[Items from a dataset]

---

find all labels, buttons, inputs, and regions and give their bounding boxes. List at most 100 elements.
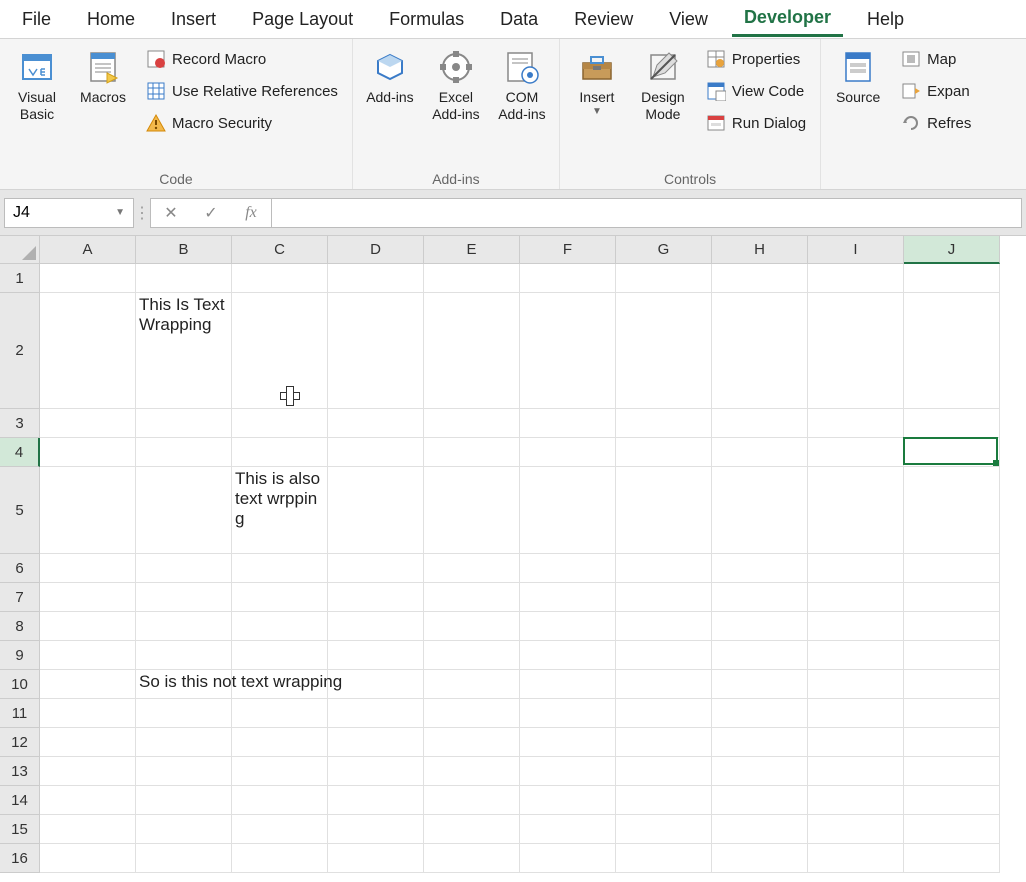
enter-icon[interactable]: ✓ [191,203,231,223]
cell-H15[interactable] [712,815,808,844]
cell-E6[interactable] [424,554,520,583]
row-header-1[interactable]: 1 [0,264,40,293]
cell-B14[interactable] [136,786,232,815]
cell-B4[interactable] [136,438,232,467]
cell-C11[interactable] [232,699,328,728]
cell-I16[interactable] [808,844,904,873]
cell-A12[interactable] [40,728,136,757]
cell-G3[interactable] [616,409,712,438]
cell-H12[interactable] [712,728,808,757]
cell-E3[interactable] [424,409,520,438]
cell-G16[interactable] [616,844,712,873]
cell-H14[interactable] [712,786,808,815]
cell-F6[interactable] [520,554,616,583]
cell-F7[interactable] [520,583,616,612]
cell-A4[interactable] [40,438,136,467]
cell-E11[interactable] [424,699,520,728]
cell-G1[interactable] [616,264,712,293]
cell-B9[interactable] [136,641,232,670]
cell-D6[interactable] [328,554,424,583]
row-header-8[interactable]: 8 [0,612,40,641]
cancel-icon[interactable]: ✕ [151,203,191,223]
cell-D13[interactable] [328,757,424,786]
cell-J10[interactable] [904,670,1000,699]
cell-B13[interactable] [136,757,232,786]
cell-G11[interactable] [616,699,712,728]
cell-E1[interactable] [424,264,520,293]
cell-B15[interactable] [136,815,232,844]
cell-G15[interactable] [616,815,712,844]
cell-G4[interactable] [616,438,712,467]
cell-E5[interactable] [424,467,520,554]
cell-C9[interactable] [232,641,328,670]
cell-I7[interactable] [808,583,904,612]
cell-B6[interactable] [136,554,232,583]
source-button[interactable]: Source [829,45,887,110]
fx-icon[interactable]: fx [231,204,271,222]
row-header-4[interactable]: 4 [0,438,40,467]
cell-H13[interactable] [712,757,808,786]
cell-J2[interactable] [904,293,1000,409]
tab-file[interactable]: File [10,3,63,36]
cell-J15[interactable] [904,815,1000,844]
cell-I14[interactable] [808,786,904,815]
cell-G10[interactable] [616,670,712,699]
cell-G2[interactable] [616,293,712,409]
cell-C1[interactable] [232,264,328,293]
cell-B3[interactable] [136,409,232,438]
cell-G7[interactable] [616,583,712,612]
cell-C6[interactable] [232,554,328,583]
cell-A9[interactable] [40,641,136,670]
cell-A6[interactable] [40,554,136,583]
cell-J1[interactable] [904,264,1000,293]
cell-C7[interactable] [232,583,328,612]
tab-home[interactable]: Home [75,3,147,36]
cell-F16[interactable] [520,844,616,873]
col-header-I[interactable]: I [808,236,904,264]
col-header-E[interactable]: E [424,236,520,264]
cell-E8[interactable] [424,612,520,641]
col-header-H[interactable]: H [712,236,808,264]
cell-E15[interactable] [424,815,520,844]
cell-C12[interactable] [232,728,328,757]
cell-J6[interactable] [904,554,1000,583]
row-header-6[interactable]: 6 [0,554,40,583]
cell-G12[interactable] [616,728,712,757]
cell-C13[interactable] [232,757,328,786]
cell-I13[interactable] [808,757,904,786]
cell-E14[interactable] [424,786,520,815]
excel-addins-button[interactable]: Excel Add-ins [427,45,485,127]
cell-I6[interactable] [808,554,904,583]
col-header-C[interactable]: C [232,236,328,264]
cell-H16[interactable] [712,844,808,873]
cell-G13[interactable] [616,757,712,786]
cell-H2[interactable] [712,293,808,409]
cell-B7[interactable] [136,583,232,612]
cell-H7[interactable] [712,583,808,612]
cell-D15[interactable] [328,815,424,844]
row-header-2[interactable]: 2 [0,293,40,409]
cell-C3[interactable] [232,409,328,438]
cell-H3[interactable] [712,409,808,438]
cell-D9[interactable] [328,641,424,670]
cell-F13[interactable] [520,757,616,786]
expansion-packs-button[interactable]: Expan [895,77,977,105]
cell-B1[interactable] [136,264,232,293]
row-header-3[interactable]: 3 [0,409,40,438]
row-header-11[interactable]: 11 [0,699,40,728]
cell-D16[interactable] [328,844,424,873]
cell-D1[interactable] [328,264,424,293]
cell-J5[interactable] [904,467,1000,554]
refresh-data-button[interactable]: Refres [895,109,977,137]
cell-A3[interactable] [40,409,136,438]
cell-F8[interactable] [520,612,616,641]
row-header-5[interactable]: 5 [0,467,40,554]
addins-button[interactable]: Add-ins [361,45,419,110]
chevron-down-icon[interactable]: ▼ [115,207,125,218]
row-header-14[interactable]: 14 [0,786,40,815]
tab-page-layout[interactable]: Page Layout [240,3,365,36]
cell-I10[interactable] [808,670,904,699]
cell-A10[interactable] [40,670,136,699]
cell-E2[interactable] [424,293,520,409]
cell-E13[interactable] [424,757,520,786]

---

- Prompt
Lay out every line of the entries above as a numbered list, leaving out blank lines and any pictures.

- Expected answer
1. find all labels, buttons, inputs, and regions and give their bounding boxes. List at most 100 elements.
2. enter-icon[interactable]: ✓ [191,203,231,223]
3. cell-H15[interactable] [712,815,808,844]
4. cell-E6[interactable] [424,554,520,583]
5. row-header-1[interactable]: 1 [0,264,40,293]
6. cell-B14[interactable] [136,786,232,815]
7. cell-B4[interactable] [136,438,232,467]
8. cell-C11[interactable] [232,699,328,728]
9. cell-I16[interactable] [808,844,904,873]
10. cell-A12[interactable] [40,728,136,757]
11. cell-G3[interactable] [616,409,712,438]
12. cell-H12[interactable] [712,728,808,757]
13. cell-E3[interactable] [424,409,520,438]
14. cell-G16[interactable] [616,844,712,873]
15. cell-H14[interactable] [712,786,808,815]
16. cell-F6[interactable] [520,554,616,583]
17. cell-F7[interactable] [520,583,616,612]
18. cell-A4[interactable] [40,438,136,467]
19. cell-E11[interactable] [424,699,520,728]
20. cell-G1[interactable] [616,264,712,293]
21. cell-B9[interactable] [136,641,232,670]
22. cell-D6[interactable] [328,554,424,583]
23. row-header-8[interactable]: 8 [0,612,40,641]
24. cancel-icon[interactable]: ✕ [151,203,191,223]
25. cell-D13[interactable] [328,757,424,786]
26. cell-J10[interactable] [904,670,1000,699]
27. cell-B13[interactable] [136,757,232,786]
28. cell-G11[interactable] [616,699,712,728]
29. cell-E1[interactable] [424,264,520,293]
30. cell-B15[interactable] [136,815,232,844]
31. cell-G15[interactable] [616,815,712,844]
32. cell-G4[interactable] [616,438,712,467]
33. cell-E5[interactable] [424,467,520,554]
34. cell-C9[interactable] [232,641,328,670]
35. cell-I7[interactable] [808,583,904,612]
36. cell-B6[interactable] [136,554,232,583]
37. source-button[interactable]: Source [829,45,887,110]
38. fx-icon[interactable]: fx [231,204,271,222]
39. row-header-4[interactable]: 4 [0,438,40,467]
40. cell-H13[interactable] [712,757,808,786]
41. cell-J2[interactable] [904,293,1000,409]
42. tab-file[interactable]: File [10,3,63,36]
43. cell-J15[interactable] [904,815,1000,844]
44. cell-I14[interactable] [808,786,904,815]
45. cell-G10[interactable] [616,670,712,699]
46. cell-G2[interactable] [616,293,712,409]
47. cell-C1[interactable] [232,264,328,293]
48. cell-B3[interactable] [136,409,232,438]
49. cell-G7[interactable] [616,583,712,612]
50. cell-C6[interactable] [232,554,328,583]
51. cell-A9[interactable] [40,641,136,670]
52. cell-A6[interactable] [40,554,136,583]
53. cell-J1[interactable] [904,264,1000,293]
54. cell-C7[interactable] [232,583,328,612]
55. tab-home[interactable]: Home [75,3,147,36]
56. cell-F16[interactable] [520,844,616,873]
57. col-header-I[interactable]: I [808,236,904,264]
58. col-header-E[interactable]: E [424,236,520,264]
59. cell-E8[interactable] [424,612,520,641]
60. col-header-H[interactable]: H [712,236,808,264]
61. cell-E15[interactable] [424,815,520,844]
62. cell-C12[interactable] [232,728,328,757]
63. cell-J6[interactable] [904,554,1000,583]
64. row-header-6[interactable]: 6 [0,554,40,583]
65. cell-G12[interactable] [616,728,712,757]
66. cell-C13[interactable] [232,757,328,786]
67. cell-I13[interactable] [808,757,904,786]
68. cell-E14[interactable] [424,786,520,815]
69. excel-addins-button[interactable]: Excel Add-ins [427,45,485,127]
70. cell-I6[interactable] [808,554,904,583]
71. col-header-C[interactable]: C [232,236,328,264]
72. cell-H16[interactable] [712,844,808,873]
73. cell-G13[interactable] [616,757,712,786]
74. cell-H2[interactable] [712,293,808,409]
75. cell-B7[interactable] [136,583,232,612]
76. cell-H7[interactable] [712,583,808,612]
77. cell-D15[interactable] [328,815,424,844]
78. row-header-2[interactable]: 2 [0,293,40,409]
79. cell-C3[interactable] [232,409,328,438]
80. cell-H3[interactable] [712,409,808,438]
81. cell-D9[interactable] [328,641,424,670]
82. cell-F13[interactable] [520,757,616,786]
83. expansion-packs-button[interactable]: Expan [895,77,977,105]
84. cell-B1[interactable] [136,264,232,293]
85. row-header-3[interactable]: 3 [0,409,40,438]
86. row-header-11[interactable]: 11 [0,699,40,728]
87. cell-D16[interactable] [328,844,424,873]
88. cell-D1[interactable] [328,264,424,293]
89. cell-J5[interactable] [904,467,1000,554]
90. refresh-data-button[interactable]: Refres [895,109,977,137]
91. cell-A3[interactable] [40,409,136,438]
92. cell-F8[interactable] [520,612,616,641]
93. row-header-5[interactable]: 5 [0,467,40,554]
94. addins-button[interactable]: Add-ins [361,45,419,110]
95. chevron-down-icon[interactable]: ▼ [115,207,125,218]
96. row-header-14[interactable]: 14 [0,786,40,815]
97. tab-page-layout[interactable]: Page Layout [240,3,365,36]
98. cell-I10[interactable] [808,670,904,699]
99. cell-A10[interactable] [40,670,136,699]
100. cell-E2[interactable] [424,293,520,409]
101. cell-E13[interactable] [424,757,520,786]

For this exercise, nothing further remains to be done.